▶ [A block of data]
__________________________________________________

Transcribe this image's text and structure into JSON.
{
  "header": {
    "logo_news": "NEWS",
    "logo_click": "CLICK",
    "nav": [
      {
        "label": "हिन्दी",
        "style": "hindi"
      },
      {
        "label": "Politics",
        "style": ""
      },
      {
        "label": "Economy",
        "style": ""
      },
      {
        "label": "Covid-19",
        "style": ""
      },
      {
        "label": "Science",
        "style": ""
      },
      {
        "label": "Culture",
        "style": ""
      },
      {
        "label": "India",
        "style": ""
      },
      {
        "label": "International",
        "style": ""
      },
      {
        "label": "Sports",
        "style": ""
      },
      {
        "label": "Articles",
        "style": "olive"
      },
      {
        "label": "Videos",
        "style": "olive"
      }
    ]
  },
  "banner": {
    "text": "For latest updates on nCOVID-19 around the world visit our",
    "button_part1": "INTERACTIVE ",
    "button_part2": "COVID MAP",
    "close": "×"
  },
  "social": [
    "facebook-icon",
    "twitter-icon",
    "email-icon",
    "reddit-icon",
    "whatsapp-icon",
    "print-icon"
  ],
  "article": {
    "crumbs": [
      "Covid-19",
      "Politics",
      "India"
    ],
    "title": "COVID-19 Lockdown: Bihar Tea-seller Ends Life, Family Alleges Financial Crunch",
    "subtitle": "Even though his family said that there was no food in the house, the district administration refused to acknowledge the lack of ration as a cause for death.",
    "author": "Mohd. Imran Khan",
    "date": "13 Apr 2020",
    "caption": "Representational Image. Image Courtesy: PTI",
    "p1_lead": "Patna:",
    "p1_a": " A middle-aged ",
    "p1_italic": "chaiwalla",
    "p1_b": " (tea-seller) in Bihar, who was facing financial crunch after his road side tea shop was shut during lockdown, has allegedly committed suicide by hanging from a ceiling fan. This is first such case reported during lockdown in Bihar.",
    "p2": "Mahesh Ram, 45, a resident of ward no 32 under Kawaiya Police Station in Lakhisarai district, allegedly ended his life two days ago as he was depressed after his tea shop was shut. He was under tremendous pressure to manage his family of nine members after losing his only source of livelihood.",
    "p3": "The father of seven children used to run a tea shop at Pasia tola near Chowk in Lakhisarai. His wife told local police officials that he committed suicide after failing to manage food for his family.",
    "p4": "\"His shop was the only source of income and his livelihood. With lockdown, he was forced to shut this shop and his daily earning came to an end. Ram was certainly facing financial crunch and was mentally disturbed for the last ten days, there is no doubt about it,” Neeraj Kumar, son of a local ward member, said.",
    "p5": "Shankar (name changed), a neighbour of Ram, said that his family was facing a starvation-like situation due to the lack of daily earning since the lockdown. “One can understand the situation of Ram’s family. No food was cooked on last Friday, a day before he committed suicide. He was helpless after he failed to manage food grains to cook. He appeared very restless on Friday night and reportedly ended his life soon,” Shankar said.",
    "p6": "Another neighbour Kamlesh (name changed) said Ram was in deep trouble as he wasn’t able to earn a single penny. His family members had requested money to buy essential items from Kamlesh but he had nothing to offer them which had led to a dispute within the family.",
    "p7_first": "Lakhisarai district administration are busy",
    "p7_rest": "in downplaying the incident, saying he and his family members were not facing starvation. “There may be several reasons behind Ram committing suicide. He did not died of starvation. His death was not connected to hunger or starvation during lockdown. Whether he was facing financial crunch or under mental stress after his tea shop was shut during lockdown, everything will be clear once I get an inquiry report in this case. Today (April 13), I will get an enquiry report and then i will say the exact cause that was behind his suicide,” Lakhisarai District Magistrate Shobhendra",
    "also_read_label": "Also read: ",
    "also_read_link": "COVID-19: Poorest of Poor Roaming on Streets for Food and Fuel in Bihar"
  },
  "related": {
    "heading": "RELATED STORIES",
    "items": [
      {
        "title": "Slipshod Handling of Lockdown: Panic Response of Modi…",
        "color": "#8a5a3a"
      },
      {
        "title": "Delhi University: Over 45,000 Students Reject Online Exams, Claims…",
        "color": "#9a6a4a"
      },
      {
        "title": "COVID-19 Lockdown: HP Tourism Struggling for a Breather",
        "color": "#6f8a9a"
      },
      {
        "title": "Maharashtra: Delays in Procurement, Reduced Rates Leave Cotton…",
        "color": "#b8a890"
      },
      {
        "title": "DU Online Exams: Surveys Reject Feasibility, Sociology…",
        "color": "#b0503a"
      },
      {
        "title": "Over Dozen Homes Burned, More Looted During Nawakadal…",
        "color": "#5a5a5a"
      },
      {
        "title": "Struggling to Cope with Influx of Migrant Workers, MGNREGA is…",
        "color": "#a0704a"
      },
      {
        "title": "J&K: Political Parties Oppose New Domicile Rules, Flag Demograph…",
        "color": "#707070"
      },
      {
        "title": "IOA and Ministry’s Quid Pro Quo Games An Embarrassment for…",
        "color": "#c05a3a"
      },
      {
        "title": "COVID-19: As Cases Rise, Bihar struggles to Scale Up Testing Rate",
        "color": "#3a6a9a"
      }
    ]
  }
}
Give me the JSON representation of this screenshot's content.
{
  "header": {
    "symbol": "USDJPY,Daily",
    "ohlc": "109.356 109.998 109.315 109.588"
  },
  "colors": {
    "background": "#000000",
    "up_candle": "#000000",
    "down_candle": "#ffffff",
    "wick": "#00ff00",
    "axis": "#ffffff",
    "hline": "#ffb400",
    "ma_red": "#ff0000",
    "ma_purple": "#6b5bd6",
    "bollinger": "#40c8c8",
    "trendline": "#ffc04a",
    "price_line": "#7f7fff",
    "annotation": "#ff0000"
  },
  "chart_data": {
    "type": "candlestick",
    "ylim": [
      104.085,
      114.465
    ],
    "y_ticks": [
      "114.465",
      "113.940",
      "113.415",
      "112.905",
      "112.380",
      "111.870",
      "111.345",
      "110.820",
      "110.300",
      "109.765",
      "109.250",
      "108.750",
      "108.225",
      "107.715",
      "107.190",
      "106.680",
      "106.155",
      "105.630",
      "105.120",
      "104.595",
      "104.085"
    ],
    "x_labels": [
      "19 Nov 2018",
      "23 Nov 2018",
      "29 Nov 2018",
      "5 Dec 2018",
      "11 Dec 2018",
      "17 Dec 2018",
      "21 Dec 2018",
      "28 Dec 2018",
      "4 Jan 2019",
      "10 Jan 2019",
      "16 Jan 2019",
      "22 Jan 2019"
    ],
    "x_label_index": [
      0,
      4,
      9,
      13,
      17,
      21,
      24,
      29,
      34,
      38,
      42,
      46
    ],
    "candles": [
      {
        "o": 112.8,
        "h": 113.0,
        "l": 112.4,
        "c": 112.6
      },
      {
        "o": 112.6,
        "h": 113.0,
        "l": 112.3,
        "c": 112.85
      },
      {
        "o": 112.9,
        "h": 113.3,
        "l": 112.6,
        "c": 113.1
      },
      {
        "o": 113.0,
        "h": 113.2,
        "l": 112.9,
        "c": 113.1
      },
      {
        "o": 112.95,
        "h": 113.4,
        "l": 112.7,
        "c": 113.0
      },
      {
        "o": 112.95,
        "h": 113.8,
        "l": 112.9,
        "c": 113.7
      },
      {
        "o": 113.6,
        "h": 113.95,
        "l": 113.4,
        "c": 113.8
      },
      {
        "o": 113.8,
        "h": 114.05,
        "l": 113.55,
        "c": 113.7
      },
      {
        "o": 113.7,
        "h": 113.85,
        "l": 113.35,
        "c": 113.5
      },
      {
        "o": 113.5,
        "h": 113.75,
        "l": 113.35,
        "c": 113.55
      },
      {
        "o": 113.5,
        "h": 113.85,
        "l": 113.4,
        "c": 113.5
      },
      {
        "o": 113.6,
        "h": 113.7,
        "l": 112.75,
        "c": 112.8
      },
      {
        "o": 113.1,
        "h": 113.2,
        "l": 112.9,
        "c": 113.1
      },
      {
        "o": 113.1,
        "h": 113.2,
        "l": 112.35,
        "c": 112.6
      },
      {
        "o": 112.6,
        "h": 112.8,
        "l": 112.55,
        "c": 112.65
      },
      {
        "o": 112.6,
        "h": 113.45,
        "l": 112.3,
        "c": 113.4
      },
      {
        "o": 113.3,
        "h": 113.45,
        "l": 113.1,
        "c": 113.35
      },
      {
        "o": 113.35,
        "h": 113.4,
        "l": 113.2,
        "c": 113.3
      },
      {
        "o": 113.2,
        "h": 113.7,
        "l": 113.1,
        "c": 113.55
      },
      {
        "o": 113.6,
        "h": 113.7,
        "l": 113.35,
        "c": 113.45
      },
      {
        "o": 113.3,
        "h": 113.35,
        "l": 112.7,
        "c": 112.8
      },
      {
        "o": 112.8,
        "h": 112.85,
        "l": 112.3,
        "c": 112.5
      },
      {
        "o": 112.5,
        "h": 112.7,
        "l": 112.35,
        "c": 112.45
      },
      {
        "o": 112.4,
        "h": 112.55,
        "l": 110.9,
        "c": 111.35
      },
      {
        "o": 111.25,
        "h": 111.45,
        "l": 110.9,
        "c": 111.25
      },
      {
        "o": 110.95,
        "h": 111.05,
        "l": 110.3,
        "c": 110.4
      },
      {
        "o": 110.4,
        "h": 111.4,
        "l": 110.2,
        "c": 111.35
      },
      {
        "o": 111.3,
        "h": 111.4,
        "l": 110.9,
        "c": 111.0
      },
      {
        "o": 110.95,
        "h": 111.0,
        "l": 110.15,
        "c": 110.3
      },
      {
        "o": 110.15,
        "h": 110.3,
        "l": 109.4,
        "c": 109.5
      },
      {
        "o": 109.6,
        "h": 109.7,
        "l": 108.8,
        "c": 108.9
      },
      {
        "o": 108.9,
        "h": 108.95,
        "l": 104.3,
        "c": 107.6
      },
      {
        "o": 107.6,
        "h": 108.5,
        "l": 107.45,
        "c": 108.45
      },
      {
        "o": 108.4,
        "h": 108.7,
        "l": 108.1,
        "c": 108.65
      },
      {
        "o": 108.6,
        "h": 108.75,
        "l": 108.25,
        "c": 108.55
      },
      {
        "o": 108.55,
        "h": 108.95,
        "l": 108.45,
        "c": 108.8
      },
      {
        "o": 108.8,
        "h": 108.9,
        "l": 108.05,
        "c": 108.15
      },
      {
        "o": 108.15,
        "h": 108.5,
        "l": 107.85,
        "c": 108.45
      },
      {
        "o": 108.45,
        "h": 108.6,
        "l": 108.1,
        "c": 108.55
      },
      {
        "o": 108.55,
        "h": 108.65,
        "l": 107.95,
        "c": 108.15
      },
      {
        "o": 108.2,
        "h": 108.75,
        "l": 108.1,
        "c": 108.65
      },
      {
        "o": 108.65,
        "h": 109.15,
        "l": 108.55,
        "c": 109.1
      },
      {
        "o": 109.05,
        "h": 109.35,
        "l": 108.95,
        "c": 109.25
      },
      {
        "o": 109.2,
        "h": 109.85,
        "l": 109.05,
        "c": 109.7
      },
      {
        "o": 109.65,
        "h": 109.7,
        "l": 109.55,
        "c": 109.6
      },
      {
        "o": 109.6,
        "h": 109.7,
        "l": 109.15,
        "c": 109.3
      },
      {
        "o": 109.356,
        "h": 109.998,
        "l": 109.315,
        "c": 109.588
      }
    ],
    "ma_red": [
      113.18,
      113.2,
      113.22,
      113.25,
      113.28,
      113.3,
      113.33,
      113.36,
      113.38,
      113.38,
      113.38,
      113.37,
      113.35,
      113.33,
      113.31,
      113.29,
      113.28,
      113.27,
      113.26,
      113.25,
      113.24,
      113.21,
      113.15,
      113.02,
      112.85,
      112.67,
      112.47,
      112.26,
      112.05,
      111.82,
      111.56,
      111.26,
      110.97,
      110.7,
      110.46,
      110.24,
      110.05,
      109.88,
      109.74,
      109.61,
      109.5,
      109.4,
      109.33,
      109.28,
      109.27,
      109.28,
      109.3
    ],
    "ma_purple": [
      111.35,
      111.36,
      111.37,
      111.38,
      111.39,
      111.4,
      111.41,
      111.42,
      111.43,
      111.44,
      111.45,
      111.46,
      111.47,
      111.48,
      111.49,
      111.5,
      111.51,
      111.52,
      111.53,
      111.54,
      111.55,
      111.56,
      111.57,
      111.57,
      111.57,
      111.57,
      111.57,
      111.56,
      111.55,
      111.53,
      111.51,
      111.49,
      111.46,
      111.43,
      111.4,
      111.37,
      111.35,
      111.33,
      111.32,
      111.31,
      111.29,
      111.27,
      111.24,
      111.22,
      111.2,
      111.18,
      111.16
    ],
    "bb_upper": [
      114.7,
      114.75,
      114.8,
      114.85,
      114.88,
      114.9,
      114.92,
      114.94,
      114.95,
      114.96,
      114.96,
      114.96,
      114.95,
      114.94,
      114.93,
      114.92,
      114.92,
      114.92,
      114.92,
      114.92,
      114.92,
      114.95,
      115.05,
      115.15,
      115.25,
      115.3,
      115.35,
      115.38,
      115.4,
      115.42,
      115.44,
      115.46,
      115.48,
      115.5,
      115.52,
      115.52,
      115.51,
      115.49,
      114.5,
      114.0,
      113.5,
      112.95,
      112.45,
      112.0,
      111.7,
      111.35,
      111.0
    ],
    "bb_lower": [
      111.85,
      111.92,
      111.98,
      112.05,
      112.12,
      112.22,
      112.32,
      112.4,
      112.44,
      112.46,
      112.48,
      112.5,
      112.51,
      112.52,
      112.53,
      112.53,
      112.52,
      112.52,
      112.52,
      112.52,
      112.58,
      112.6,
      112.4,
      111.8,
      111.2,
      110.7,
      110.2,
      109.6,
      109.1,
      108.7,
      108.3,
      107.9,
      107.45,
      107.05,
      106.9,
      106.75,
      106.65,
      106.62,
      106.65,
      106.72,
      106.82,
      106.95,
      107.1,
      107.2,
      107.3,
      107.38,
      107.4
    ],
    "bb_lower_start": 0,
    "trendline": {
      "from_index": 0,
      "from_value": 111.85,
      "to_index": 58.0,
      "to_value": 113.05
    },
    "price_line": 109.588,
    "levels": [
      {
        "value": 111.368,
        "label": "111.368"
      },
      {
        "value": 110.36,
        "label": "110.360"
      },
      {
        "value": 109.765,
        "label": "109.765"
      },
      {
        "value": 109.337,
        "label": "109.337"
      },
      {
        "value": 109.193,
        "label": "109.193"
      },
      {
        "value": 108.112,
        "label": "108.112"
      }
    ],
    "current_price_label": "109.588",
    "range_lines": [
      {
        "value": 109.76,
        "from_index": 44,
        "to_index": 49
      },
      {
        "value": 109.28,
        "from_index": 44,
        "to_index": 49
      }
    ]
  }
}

__________________________________________________

▶ [STATED GOAL] Pull out every line holding "icon" from the records above, and copy it.

▶ [ANSWER TO THIS TASK]
    "facebook-icon",
    "twitter-icon",
    "email-icon",
    "reddit-icon",
    "whatsapp-icon",
    "print-icon"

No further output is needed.